» **RECORDS TO PROCESS**:
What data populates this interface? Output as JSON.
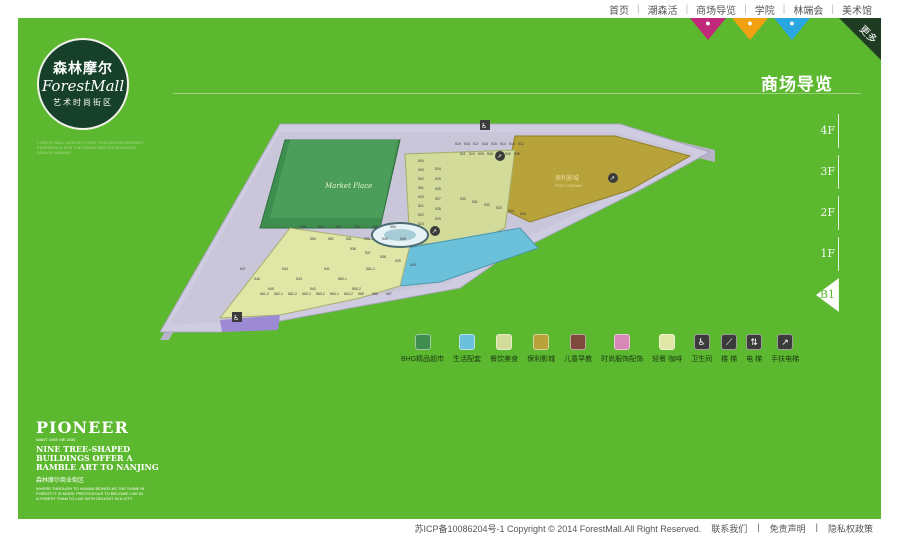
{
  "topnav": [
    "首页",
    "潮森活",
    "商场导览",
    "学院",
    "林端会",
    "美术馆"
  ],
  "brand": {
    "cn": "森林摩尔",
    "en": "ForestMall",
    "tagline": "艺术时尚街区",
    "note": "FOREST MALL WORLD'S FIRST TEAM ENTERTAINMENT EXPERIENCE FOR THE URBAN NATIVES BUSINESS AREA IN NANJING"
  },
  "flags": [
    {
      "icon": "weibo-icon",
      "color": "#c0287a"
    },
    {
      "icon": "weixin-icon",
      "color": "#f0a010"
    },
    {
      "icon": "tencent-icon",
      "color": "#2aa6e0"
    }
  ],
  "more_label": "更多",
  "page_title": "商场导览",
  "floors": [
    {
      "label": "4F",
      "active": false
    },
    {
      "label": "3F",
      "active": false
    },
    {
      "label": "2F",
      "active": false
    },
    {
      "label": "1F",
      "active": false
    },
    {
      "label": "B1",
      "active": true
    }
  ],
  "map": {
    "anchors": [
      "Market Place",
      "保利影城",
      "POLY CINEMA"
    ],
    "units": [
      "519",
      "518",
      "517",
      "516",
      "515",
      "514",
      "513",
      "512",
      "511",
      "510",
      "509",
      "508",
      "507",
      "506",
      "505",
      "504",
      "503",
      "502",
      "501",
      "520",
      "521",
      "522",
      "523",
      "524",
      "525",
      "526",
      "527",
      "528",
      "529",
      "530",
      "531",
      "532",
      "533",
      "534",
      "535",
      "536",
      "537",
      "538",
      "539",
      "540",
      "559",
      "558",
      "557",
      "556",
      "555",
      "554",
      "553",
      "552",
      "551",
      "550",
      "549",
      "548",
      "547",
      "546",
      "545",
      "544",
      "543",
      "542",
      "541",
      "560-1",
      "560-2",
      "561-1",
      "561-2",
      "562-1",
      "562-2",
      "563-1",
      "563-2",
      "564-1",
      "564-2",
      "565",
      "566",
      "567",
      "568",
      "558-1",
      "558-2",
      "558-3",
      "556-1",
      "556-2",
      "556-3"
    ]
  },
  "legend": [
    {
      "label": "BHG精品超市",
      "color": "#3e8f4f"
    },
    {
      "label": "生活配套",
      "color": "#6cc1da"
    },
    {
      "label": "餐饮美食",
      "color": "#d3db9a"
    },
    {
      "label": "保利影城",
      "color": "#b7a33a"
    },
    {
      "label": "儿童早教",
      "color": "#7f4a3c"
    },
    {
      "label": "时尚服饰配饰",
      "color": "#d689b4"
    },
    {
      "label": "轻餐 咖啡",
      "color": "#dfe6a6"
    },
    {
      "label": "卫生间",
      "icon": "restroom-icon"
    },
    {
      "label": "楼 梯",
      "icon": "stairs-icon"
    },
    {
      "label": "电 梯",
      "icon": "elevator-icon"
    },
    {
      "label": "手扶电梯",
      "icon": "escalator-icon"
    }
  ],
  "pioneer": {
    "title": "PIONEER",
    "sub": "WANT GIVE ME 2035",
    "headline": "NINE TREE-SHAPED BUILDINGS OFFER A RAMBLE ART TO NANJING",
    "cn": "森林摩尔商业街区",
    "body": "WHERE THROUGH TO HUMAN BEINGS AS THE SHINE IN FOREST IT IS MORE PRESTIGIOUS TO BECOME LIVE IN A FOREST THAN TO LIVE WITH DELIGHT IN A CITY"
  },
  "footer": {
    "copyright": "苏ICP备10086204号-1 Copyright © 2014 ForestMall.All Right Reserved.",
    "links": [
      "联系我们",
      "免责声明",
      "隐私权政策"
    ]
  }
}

» **PROBLEM DETAILS**:
Write out the listing above again, exactly, but with no pictures in the copy.

» **ANSWER TO THIS EXERCISE**:
What data populates this interface? Output as JSON.
{
  "topnav": [
    "首页",
    "潮森活",
    "商场导览",
    "学院",
    "林端会",
    "美术馆"
  ],
  "brand": {
    "cn": "森林摩尔",
    "en": "ForestMall",
    "tagline": "艺术时尚街区",
    "note": "FOREST MALL WORLD'S FIRST TEAM ENTERTAINMENT EXPERIENCE FOR THE URBAN NATIVES BUSINESS AREA IN NANJING"
  },
  "flags": [
    {
      "icon": "weibo-icon",
      "color": "#c0287a"
    },
    {
      "icon": "weixin-icon",
      "color": "#f0a010"
    },
    {
      "icon": "tencent-icon",
      "color": "#2aa6e0"
    }
  ],
  "more_label": "更多",
  "page_title": "商场导览",
  "floors": [
    {
      "label": "4F",
      "active": false
    },
    {
      "label": "3F",
      "active": false
    },
    {
      "label": "2F",
      "active": false
    },
    {
      "label": "1F",
      "active": false
    },
    {
      "label": "B1",
      "active": true
    }
  ],
  "map": {
    "anchors": [
      "Market Place",
      "保利影城",
      "POLY CINEMA"
    ],
    "units": [
      "519",
      "518",
      "517",
      "516",
      "515",
      "514",
      "513",
      "512",
      "511",
      "510",
      "509",
      "508",
      "507",
      "506",
      "505",
      "504",
      "503",
      "502",
      "501",
      "520",
      "521",
      "522",
      "523",
      "524",
      "525",
      "526",
      "527",
      "528",
      "529",
      "530",
      "531",
      "532",
      "533",
      "534",
      "535",
      "536",
      "537",
      "538",
      "539",
      "540",
      "559",
      "558",
      "557",
      "556",
      "555",
      "554",
      "553",
      "552",
      "551",
      "550",
      "549",
      "548",
      "547",
      "546",
      "545",
      "544",
      "543",
      "542",
      "541",
      "560-1",
      "560-2",
      "561-1",
      "561-2",
      "562-1",
      "562-2",
      "563-1",
      "563-2",
      "564-1",
      "564-2",
      "565",
      "566",
      "567",
      "568",
      "558-1",
      "558-2",
      "558-3",
      "556-1",
      "556-2",
      "556-3"
    ]
  },
  "legend": [
    {
      "label": "BHG精品超市",
      "color": "#3e8f4f"
    },
    {
      "label": "生活配套",
      "color": "#6cc1da"
    },
    {
      "label": "餐饮美食",
      "color": "#d3db9a"
    },
    {
      "label": "保利影城",
      "color": "#b7a33a"
    },
    {
      "label": "儿童早教",
      "color": "#7f4a3c"
    },
    {
      "label": "时尚服饰配饰",
      "color": "#d689b4"
    },
    {
      "label": "轻餐 咖啡",
      "color": "#dfe6a6"
    },
    {
      "label": "卫生间",
      "icon": "restroom-icon"
    },
    {
      "label": "楼 梯",
      "icon": "stairs-icon"
    },
    {
      "label": "电 梯",
      "icon": "elevator-icon"
    },
    {
      "label": "手扶电梯",
      "icon": "escalator-icon"
    }
  ],
  "pioneer": {
    "title": "PIONEER",
    "sub": "WANT GIVE ME 2035",
    "headline": "NINE TREE-SHAPED BUILDINGS OFFER A RAMBLE ART TO NANJING",
    "cn": "森林摩尔商业街区",
    "body": "WHERE THROUGH TO HUMAN BEINGS AS THE SHINE IN FOREST IT IS MORE PRESTIGIOUS TO BECOME LIVE IN A FOREST THAN TO LIVE WITH DELIGHT IN A CITY"
  },
  "footer": {
    "copyright": "苏ICP备10086204号-1 Copyright © 2014 ForestMall.All Right Reserved.",
    "links": [
      "联系我们",
      "免责声明",
      "隐私权政策"
    ]
  }
}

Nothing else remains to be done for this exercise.